> Short task: Copy out the entries in full and with complete accuracy; pictures are excluded.

Raw records
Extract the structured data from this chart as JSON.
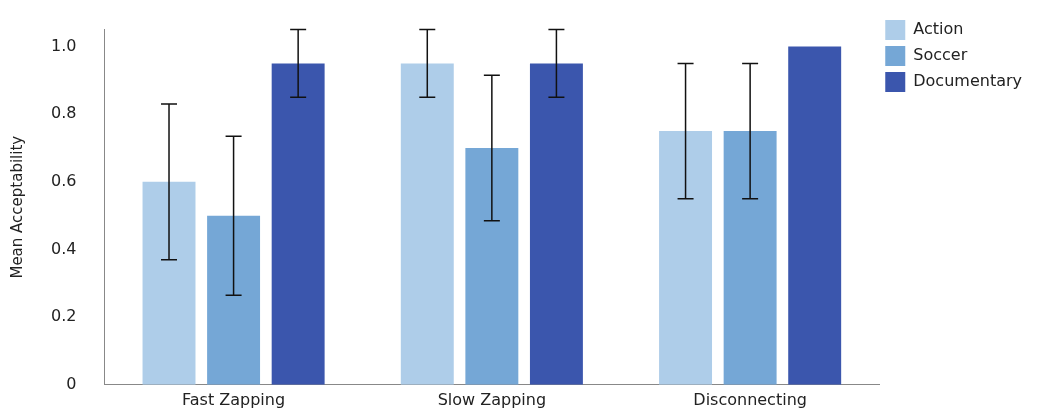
{
  "chart_data": {
    "type": "bar",
    "ylabel": "Mean Acceptability",
    "categories": [
      "Fast Zapping",
      "Slow Zapping",
      "Disconnecting"
    ],
    "series": [
      {
        "name": "Action",
        "color": "#aecde9",
        "values": [
          0.6,
          0.95,
          0.75
        ],
        "errors": [
          0.23,
          0.1,
          0.2
        ]
      },
      {
        "name": "Soccer",
        "color": "#75a7d6",
        "values": [
          0.5,
          0.7,
          0.75
        ],
        "errors": [
          0.235,
          0.215,
          0.2
        ]
      },
      {
        "name": "Documentary",
        "color": "#3b56ad",
        "values": [
          0.95,
          0.95,
          1.0
        ],
        "errors": [
          0.1,
          0.1,
          null
        ]
      }
    ],
    "ylim": [
      0,
      1.05
    ],
    "yticks": [
      0,
      {
        "value": 0.2,
        "label": "0.2"
      },
      {
        "value": 0.4,
        "label": "0.4"
      },
      {
        "value": 0.6,
        "label": "0.6"
      },
      {
        "value": 0.8,
        "label": "0.8"
      },
      {
        "value": 1,
        "label": "1.0"
      }
    ],
    "grid": false,
    "legend": "right"
  }
}
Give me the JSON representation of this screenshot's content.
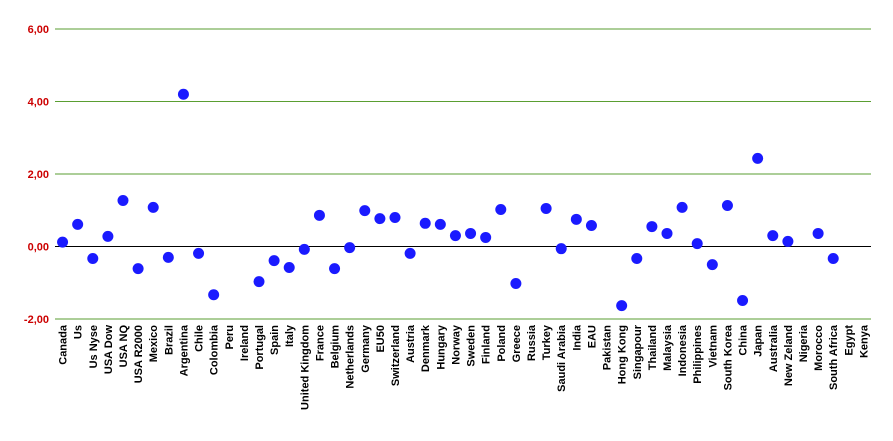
{
  "chart_data": {
    "type": "scatter",
    "categories": [
      "Canada",
      "Us",
      "Us Nyse",
      "USA Dow",
      "USA NQ",
      "USA R2000",
      "Mexico",
      "Brazil",
      "Argentina",
      "Chile",
      "Colombia",
      "Peru",
      "Ireland",
      "Portugal",
      "Spain",
      "Italy",
      "United Kingdom",
      "France",
      "Belgium",
      "Netherlands",
      "Germany",
      "EU50",
      "Switzerland",
      "Austria",
      "Denmark",
      "Hungary",
      "Norway",
      "Sweden",
      "Finland",
      "Poland",
      "Greece",
      "Russia",
      "Turkey",
      "Saudi Arabia",
      "India",
      "EAU",
      "Pakistan",
      "Hong Kong",
      "Singapour",
      "Thailand",
      "Malaysia",
      "Indonesia",
      "Philippines",
      "Vietnam",
      "South Korea",
      "China",
      "Japan",
      "Australia",
      "New Zeland",
      "Nigeria",
      "Morocco",
      "South Africa",
      "Egypt",
      "Kenya"
    ],
    "values": [
      0.12,
      0.61,
      -0.33,
      0.28,
      1.27,
      -0.61,
      1.08,
      -0.3,
      4.2,
      -0.19,
      -1.33,
      null,
      null,
      -0.97,
      -0.39,
      -0.58,
      -0.08,
      0.86,
      -0.61,
      -0.03,
      0.99,
      0.77,
      0.8,
      -0.19,
      0.64,
      0.61,
      0.3,
      0.36,
      0.25,
      1.02,
      -1.02,
      null,
      1.05,
      -0.06,
      0.75,
      0.58,
      null,
      -1.63,
      -0.33,
      0.55,
      0.36,
      1.08,
      0.08,
      -0.5,
      1.13,
      -1.49,
      2.43,
      0.3,
      0.14,
      null,
      0.36,
      -0.33,
      null,
      null
    ],
    "color": "#1a1aff",
    "ylim": [
      -2,
      6
    ],
    "yticks": [
      {
        "value": -2,
        "label": "-2,00"
      },
      {
        "value": 0,
        "label": "0,00"
      },
      {
        "value": 2,
        "label": "2,00"
      },
      {
        "value": 4,
        "label": "4,00"
      },
      {
        "value": 6,
        "label": "6,00"
      }
    ],
    "tick_label_color": "#cc0000",
    "grid": true,
    "grid_color": "#5a9e32"
  }
}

> Problem solution:
Extract the structured data from this chart as JSON.
{
  "chart_data": {
    "type": "bar",
    "ylabel": "Mean Acceptability",
    "categories": [
      "Fast Zapping",
      "Slow Zapping",
      "Disconnecting"
    ],
    "series": [
      {
        "name": "Action",
        "color": "#aecde9",
        "values": [
          0.6,
          0.95,
          0.75
        ],
        "errors": [
          0.23,
          0.1,
          0.2
        ]
      },
      {
        "name": "Soccer",
        "color": "#75a7d6",
        "values": [
          0.5,
          0.7,
          0.75
        ],
        "errors": [
          0.235,
          0.215,
          0.2
        ]
      },
      {
        "name": "Documentary",
        "color": "#3b56ad",
        "values": [
          0.95,
          0.95,
          1.0
        ],
        "errors": [
          0.1,
          0.1,
          null
        ]
      }
    ],
    "ylim": [
      0,
      1.05
    ],
    "yticks": [
      0,
      {
        "value": 0.2,
        "label": "0.2"
      },
      {
        "value": 0.4,
        "label": "0.4"
      },
      {
        "value": 0.6,
        "label": "0.6"
      },
      {
        "value": 0.8,
        "label": "0.8"
      },
      {
        "value": 1,
        "label": "1.0"
      }
    ],
    "grid": false,
    "legend": "right"
  }
}
Give me the JSON representation of this screenshot's content.
{
  "chart_data": {
    "type": "scatter",
    "categories": [
      "Canada",
      "Us",
      "Us Nyse",
      "USA Dow",
      "USA NQ",
      "USA R2000",
      "Mexico",
      "Brazil",
      "Argentina",
      "Chile",
      "Colombia",
      "Peru",
      "Ireland",
      "Portugal",
      "Spain",
      "Italy",
      "United Kingdom",
      "France",
      "Belgium",
      "Netherlands",
      "Germany",
      "EU50",
      "Switzerland",
      "Austria",
      "Denmark",
      "Hungary",
      "Norway",
      "Sweden",
      "Finland",
      "Poland",
      "Greece",
      "Russia",
      "Turkey",
      "Saudi Arabia",
      "India",
      "EAU",
      "Pakistan",
      "Hong Kong",
      "Singapour",
      "Thailand",
      "Malaysia",
      "Indonesia",
      "Philippines",
      "Vietnam",
      "South Korea",
      "China",
      "Japan",
      "Australia",
      "New Zeland",
      "Nigeria",
      "Morocco",
      "South Africa",
      "Egypt",
      "Kenya"
    ],
    "values": [
      0.12,
      0.61,
      -0.33,
      0.28,
      1.27,
      -0.61,
      1.08,
      -0.3,
      4.2,
      -0.19,
      -1.33,
      null,
      null,
      -0.97,
      -0.39,
      -0.58,
      -0.08,
      0.86,
      -0.61,
      -0.03,
      0.99,
      0.77,
      0.8,
      -0.19,
      0.64,
      0.61,
      0.3,
      0.36,
      0.25,
      1.02,
      -1.02,
      null,
      1.05,
      -0.06,
      0.75,
      0.58,
      null,
      -1.63,
      -0.33,
      0.55,
      0.36,
      1.08,
      0.08,
      -0.5,
      1.13,
      -1.49,
      2.43,
      0.3,
      0.14,
      null,
      0.36,
      -0.33,
      null,
      null
    ],
    "color": "#1a1aff",
    "ylim": [
      -2,
      6
    ],
    "yticks": [
      {
        "value": -2,
        "label": "-2,00"
      },
      {
        "value": 0,
        "label": "0,00"
      },
      {
        "value": 2,
        "label": "2,00"
      },
      {
        "value": 4,
        "label": "4,00"
      },
      {
        "value": 6,
        "label": "6,00"
      }
    ],
    "tick_label_color": "#cc0000",
    "grid": true,
    "grid_color": "#5a9e32"
  }
}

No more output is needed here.